» WRITTEN PROBLEM:
Retype the complete listing exactly as it appears.

[Figure record extracts]
Start

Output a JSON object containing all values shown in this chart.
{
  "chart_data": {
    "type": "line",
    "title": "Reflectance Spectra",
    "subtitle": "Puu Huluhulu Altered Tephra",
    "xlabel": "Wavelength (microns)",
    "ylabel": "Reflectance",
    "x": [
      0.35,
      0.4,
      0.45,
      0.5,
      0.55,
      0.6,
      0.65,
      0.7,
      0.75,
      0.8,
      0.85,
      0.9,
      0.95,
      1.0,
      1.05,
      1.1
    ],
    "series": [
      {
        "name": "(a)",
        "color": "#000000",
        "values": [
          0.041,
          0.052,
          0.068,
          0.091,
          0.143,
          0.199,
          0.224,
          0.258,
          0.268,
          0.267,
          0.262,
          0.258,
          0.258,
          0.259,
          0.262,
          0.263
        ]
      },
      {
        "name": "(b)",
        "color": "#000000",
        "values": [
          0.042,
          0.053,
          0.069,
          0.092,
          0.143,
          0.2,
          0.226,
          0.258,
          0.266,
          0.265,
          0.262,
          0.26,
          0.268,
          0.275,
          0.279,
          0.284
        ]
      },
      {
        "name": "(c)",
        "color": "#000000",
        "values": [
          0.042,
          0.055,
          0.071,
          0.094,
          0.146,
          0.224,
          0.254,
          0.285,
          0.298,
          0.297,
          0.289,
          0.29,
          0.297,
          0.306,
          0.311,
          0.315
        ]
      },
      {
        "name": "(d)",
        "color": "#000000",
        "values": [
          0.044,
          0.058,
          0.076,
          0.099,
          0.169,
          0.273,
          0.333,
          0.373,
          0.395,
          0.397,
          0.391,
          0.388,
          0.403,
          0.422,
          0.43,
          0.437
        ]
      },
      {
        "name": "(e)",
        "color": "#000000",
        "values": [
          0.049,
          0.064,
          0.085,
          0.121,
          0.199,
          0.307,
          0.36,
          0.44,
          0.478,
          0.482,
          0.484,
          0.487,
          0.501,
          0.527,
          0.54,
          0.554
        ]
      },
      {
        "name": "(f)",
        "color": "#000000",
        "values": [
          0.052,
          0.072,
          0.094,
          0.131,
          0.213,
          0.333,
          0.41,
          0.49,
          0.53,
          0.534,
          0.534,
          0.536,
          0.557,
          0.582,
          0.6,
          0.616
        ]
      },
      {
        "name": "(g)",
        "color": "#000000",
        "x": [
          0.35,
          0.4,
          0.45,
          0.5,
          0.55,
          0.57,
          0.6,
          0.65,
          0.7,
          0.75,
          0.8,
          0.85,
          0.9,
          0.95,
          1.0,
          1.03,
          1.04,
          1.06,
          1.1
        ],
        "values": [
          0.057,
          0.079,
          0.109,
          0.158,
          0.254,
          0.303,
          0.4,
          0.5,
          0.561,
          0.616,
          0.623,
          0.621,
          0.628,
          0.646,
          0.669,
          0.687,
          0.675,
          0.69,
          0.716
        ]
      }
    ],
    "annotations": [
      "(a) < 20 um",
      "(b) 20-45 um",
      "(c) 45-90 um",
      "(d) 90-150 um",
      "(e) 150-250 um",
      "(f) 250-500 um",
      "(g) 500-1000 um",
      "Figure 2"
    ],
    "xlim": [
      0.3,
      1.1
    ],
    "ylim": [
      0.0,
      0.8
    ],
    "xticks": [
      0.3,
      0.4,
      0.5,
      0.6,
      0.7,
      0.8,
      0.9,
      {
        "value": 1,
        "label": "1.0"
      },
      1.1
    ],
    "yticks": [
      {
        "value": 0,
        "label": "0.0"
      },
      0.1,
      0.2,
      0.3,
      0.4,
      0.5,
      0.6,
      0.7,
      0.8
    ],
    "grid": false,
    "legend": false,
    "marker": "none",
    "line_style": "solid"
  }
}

End

» EXPECTED OUTPUT:
Output a JSON object containing all values shown in this chart.
{
  "chart_data": {
    "type": "line",
    "title": "Reflectance Spectra",
    "subtitle": "Puu Huluhulu Altered Tephra",
    "xlabel": "Wavelength (microns)",
    "ylabel": "Reflectance",
    "x": [
      0.35,
      0.4,
      0.45,
      0.5,
      0.55,
      0.6,
      0.65,
      0.7,
      0.75,
      0.8,
      0.85,
      0.9,
      0.95,
      1.0,
      1.05,
      1.1
    ],
    "series": [
      {
        "name": "(a)",
        "color": "#000000",
        "values": [
          0.041,
          0.052,
          0.068,
          0.091,
          0.143,
          0.199,
          0.224,
          0.258,
          0.268,
          0.267,
          0.262,
          0.258,
          0.258,
          0.259,
          0.262,
          0.263
        ]
      },
      {
        "name": "(b)",
        "color": "#000000",
        "values": [
          0.042,
          0.053,
          0.069,
          0.092,
          0.143,
          0.2,
          0.226,
          0.258,
          0.266,
          0.265,
          0.262,
          0.26,
          0.268,
          0.275,
          0.279,
          0.284
        ]
      },
      {
        "name": "(c)",
        "color": "#000000",
        "values": [
          0.042,
          0.055,
          0.071,
          0.094,
          0.146,
          0.224,
          0.254,
          0.285,
          0.298,
          0.297,
          0.289,
          0.29,
          0.297,
          0.306,
          0.311,
          0.315
        ]
      },
      {
        "name": "(d)",
        "color": "#000000",
        "values": [
          0.044,
          0.058,
          0.076,
          0.099,
          0.169,
          0.273,
          0.333,
          0.373,
          0.395,
          0.397,
          0.391,
          0.388,
          0.403,
          0.422,
          0.43,
          0.437
        ]
      },
      {
        "name": "(e)",
        "color": "#000000",
        "values": [
          0.049,
          0.064,
          0.085,
          0.121,
          0.199,
          0.307,
          0.36,
          0.44,
          0.478,
          0.482,
          0.484,
          0.487,
          0.501,
          0.527,
          0.54,
          0.554
        ]
      },
      {
        "name": "(f)",
        "color": "#000000",
        "values": [
          0.052,
          0.072,
          0.094,
          0.131,
          0.213,
          0.333,
          0.41,
          0.49,
          0.53,
          0.534,
          0.534,
          0.536,
          0.557,
          0.582,
          0.6,
          0.616
        ]
      },
      {
        "name": "(g)",
        "color": "#000000",
        "x": [
          0.35,
          0.4,
          0.45,
          0.5,
          0.55,
          0.57,
          0.6,
          0.65,
          0.7,
          0.75,
          0.8,
          0.85,
          0.9,
          0.95,
          1.0,
          1.03,
          1.04,
          1.06,
          1.1
        ],
        "values": [
          0.057,
          0.079,
          0.109,
          0.158,
          0.254,
          0.303,
          0.4,
          0.5,
          0.561,
          0.616,
          0.623,
          0.621,
          0.628,
          0.646,
          0.669,
          0.687,
          0.675,
          0.69,
          0.716
        ]
      }
    ],
    "annotations": [
      "(a) < 20 um",
      "(b) 20-45 um",
      "(c) 45-90 um",
      "(d) 90-150 um",
      "(e) 150-250 um",
      "(f) 250-500 um",
      "(g) 500-1000 um",
      "Figure 2"
    ],
    "xlim": [
      0.3,
      1.1
    ],
    "ylim": [
      0.0,
      0.8
    ],
    "xticks": [
      0.3,
      0.4,
      0.5,
      0.6,
      0.7,
      0.8,
      0.9,
      {
        "value": 1,
        "label": "1.0"
      },
      1.1
    ],
    "yticks": [
      {
        "value": 0,
        "label": "0.0"
      },
      0.1,
      0.2,
      0.3,
      0.4,
      0.5,
      0.6,
      0.7,
      0.8
    ],
    "grid": false,
    "legend": false,
    "marker": "none",
    "line_style": "solid"
  }
}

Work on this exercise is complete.